**What you are asked to do**
Identify each line in the records below that contains the word "Management", and copy it.

[Structured figure records]
***
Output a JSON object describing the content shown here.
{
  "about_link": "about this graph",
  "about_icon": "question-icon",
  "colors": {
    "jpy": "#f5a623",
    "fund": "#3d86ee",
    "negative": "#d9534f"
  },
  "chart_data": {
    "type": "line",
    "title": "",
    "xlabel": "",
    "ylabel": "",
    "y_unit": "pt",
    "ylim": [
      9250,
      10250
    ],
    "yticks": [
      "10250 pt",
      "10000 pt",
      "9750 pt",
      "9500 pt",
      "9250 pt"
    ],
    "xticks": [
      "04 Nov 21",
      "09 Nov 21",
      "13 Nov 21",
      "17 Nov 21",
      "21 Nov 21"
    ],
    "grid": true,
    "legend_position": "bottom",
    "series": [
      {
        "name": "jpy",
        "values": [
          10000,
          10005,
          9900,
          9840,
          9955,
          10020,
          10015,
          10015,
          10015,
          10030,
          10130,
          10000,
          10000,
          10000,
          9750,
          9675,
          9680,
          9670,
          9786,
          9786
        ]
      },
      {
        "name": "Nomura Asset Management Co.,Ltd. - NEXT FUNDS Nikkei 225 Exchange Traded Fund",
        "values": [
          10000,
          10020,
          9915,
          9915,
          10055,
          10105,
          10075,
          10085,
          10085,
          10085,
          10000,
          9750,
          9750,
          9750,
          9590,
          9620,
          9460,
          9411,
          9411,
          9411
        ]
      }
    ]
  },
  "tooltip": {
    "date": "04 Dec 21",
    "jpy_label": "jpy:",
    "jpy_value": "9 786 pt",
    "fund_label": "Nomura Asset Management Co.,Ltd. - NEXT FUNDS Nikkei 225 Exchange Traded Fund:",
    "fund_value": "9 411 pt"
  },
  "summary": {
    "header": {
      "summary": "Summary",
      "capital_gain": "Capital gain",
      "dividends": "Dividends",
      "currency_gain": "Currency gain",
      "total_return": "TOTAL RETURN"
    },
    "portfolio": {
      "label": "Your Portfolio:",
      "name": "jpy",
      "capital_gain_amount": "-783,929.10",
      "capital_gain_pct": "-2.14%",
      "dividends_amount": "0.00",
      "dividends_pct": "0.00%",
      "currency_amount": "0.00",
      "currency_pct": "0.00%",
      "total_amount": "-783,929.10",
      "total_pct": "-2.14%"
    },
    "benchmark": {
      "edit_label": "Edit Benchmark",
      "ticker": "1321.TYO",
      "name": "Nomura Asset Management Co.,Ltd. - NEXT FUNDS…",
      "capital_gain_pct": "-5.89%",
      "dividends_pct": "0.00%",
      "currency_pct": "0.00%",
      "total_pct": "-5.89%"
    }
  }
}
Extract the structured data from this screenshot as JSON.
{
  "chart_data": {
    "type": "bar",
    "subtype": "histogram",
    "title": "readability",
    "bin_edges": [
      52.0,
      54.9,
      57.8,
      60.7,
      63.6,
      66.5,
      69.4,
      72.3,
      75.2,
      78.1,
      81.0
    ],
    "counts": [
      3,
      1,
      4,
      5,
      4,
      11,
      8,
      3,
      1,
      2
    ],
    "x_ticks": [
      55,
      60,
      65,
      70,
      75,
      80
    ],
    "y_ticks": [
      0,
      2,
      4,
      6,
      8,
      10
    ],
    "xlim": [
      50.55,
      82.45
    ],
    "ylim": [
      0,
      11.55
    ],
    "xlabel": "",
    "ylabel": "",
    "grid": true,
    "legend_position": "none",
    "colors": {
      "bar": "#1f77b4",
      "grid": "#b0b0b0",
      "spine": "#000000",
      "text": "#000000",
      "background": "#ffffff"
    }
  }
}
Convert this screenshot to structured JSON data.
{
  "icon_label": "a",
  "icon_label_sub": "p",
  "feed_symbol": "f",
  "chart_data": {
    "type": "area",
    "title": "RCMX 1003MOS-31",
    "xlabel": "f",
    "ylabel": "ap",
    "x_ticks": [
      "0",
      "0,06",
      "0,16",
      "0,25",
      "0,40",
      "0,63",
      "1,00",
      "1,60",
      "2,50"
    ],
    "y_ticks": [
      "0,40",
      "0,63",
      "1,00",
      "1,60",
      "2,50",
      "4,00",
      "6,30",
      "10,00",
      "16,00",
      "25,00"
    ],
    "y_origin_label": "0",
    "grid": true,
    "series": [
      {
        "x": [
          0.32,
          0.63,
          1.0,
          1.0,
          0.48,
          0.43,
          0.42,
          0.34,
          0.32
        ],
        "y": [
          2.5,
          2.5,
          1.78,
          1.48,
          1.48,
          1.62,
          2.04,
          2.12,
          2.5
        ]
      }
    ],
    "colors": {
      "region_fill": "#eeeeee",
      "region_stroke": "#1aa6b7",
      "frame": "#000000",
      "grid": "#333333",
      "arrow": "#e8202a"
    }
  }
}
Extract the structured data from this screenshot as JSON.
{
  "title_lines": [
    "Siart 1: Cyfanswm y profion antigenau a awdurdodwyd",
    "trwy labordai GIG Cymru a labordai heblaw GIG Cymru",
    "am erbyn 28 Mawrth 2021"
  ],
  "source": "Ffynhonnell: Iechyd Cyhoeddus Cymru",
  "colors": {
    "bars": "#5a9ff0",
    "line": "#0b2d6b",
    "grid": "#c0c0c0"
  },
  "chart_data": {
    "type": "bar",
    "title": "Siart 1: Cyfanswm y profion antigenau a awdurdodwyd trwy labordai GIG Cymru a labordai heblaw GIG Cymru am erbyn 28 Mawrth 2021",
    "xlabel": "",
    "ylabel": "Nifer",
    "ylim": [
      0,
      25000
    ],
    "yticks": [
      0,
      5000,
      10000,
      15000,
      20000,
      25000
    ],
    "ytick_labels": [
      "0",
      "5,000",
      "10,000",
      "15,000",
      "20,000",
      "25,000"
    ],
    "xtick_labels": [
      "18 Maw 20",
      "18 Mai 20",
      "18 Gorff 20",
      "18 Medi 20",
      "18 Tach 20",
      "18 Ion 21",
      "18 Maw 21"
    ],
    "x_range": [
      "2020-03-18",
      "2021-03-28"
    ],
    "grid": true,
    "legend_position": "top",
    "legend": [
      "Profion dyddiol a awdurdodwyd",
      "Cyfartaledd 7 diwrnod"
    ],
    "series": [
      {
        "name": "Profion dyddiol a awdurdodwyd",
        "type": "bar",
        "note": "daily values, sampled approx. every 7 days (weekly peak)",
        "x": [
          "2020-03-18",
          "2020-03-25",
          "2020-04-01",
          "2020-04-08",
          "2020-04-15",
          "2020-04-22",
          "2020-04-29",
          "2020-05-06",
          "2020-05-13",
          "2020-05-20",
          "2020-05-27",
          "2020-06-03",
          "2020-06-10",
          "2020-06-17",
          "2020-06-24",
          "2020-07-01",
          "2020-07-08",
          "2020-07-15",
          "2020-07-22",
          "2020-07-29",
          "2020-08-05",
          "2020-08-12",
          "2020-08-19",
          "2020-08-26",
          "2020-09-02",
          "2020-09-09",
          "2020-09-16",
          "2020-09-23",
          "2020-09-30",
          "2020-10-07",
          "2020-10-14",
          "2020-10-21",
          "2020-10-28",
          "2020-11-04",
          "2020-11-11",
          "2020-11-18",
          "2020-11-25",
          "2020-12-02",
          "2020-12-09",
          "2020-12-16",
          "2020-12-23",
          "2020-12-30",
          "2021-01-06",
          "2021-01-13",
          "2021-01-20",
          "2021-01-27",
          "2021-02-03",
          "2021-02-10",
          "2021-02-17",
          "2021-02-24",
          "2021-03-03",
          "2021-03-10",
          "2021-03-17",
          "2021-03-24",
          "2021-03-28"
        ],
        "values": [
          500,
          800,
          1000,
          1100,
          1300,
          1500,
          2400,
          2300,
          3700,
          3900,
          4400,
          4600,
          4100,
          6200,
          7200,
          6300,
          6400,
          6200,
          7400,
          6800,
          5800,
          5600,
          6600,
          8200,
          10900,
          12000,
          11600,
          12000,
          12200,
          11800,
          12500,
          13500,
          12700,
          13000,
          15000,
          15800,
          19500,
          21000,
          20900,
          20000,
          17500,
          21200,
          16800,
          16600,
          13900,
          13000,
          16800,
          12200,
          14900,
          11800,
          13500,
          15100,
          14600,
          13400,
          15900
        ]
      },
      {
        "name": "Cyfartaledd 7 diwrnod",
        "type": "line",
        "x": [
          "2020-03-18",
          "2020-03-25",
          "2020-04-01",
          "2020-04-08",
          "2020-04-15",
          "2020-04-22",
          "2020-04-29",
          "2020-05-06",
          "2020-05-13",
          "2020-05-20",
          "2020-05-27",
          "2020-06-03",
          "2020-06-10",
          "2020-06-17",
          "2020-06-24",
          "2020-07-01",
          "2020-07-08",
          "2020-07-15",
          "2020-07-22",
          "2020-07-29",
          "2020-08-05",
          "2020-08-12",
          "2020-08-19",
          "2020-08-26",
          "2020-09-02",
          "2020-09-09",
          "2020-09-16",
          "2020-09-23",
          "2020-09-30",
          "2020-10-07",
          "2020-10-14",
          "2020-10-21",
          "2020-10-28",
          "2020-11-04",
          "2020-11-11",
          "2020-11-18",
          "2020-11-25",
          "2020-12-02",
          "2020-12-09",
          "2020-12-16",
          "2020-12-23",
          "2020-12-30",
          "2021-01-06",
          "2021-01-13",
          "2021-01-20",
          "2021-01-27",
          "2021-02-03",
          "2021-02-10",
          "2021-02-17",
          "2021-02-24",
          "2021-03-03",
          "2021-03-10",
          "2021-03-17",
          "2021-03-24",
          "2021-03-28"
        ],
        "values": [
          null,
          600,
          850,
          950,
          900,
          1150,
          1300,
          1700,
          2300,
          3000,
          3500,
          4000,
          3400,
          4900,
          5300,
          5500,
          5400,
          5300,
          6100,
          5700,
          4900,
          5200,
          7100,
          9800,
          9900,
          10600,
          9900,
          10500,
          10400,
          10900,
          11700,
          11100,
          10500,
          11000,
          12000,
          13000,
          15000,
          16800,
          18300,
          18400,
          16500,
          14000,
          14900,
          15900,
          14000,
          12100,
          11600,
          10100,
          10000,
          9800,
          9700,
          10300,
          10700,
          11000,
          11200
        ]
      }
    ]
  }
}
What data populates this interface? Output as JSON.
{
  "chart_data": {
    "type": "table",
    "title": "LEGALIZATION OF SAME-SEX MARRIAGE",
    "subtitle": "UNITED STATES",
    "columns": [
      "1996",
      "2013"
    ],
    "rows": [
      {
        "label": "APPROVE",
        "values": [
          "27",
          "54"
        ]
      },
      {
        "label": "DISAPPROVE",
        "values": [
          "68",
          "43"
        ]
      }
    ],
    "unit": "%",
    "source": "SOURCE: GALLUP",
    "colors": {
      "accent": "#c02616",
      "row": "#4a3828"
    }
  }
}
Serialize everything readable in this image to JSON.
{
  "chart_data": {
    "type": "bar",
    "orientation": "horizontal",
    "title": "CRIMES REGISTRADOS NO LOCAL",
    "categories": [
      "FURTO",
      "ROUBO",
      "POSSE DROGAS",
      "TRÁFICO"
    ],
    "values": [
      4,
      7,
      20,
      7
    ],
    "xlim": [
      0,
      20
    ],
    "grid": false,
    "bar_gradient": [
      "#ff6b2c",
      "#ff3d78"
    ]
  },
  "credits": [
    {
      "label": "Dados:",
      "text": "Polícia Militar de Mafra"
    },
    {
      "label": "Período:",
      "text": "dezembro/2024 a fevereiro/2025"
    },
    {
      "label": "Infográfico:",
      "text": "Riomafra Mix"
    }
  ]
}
***
**Expected output**
        "name": "Nomura Asset Management Co.,Ltd. - NEXT FUNDS Nikkei 225 Exchange Traded Fund",
    "fund_label": "Nomura Asset Management Co.,Ltd. - NEXT FUNDS Nikkei 225 Exchange Traded Fund:",
      "name": "Nomura Asset Management Co.,Ltd. - NEXT FUNDS…",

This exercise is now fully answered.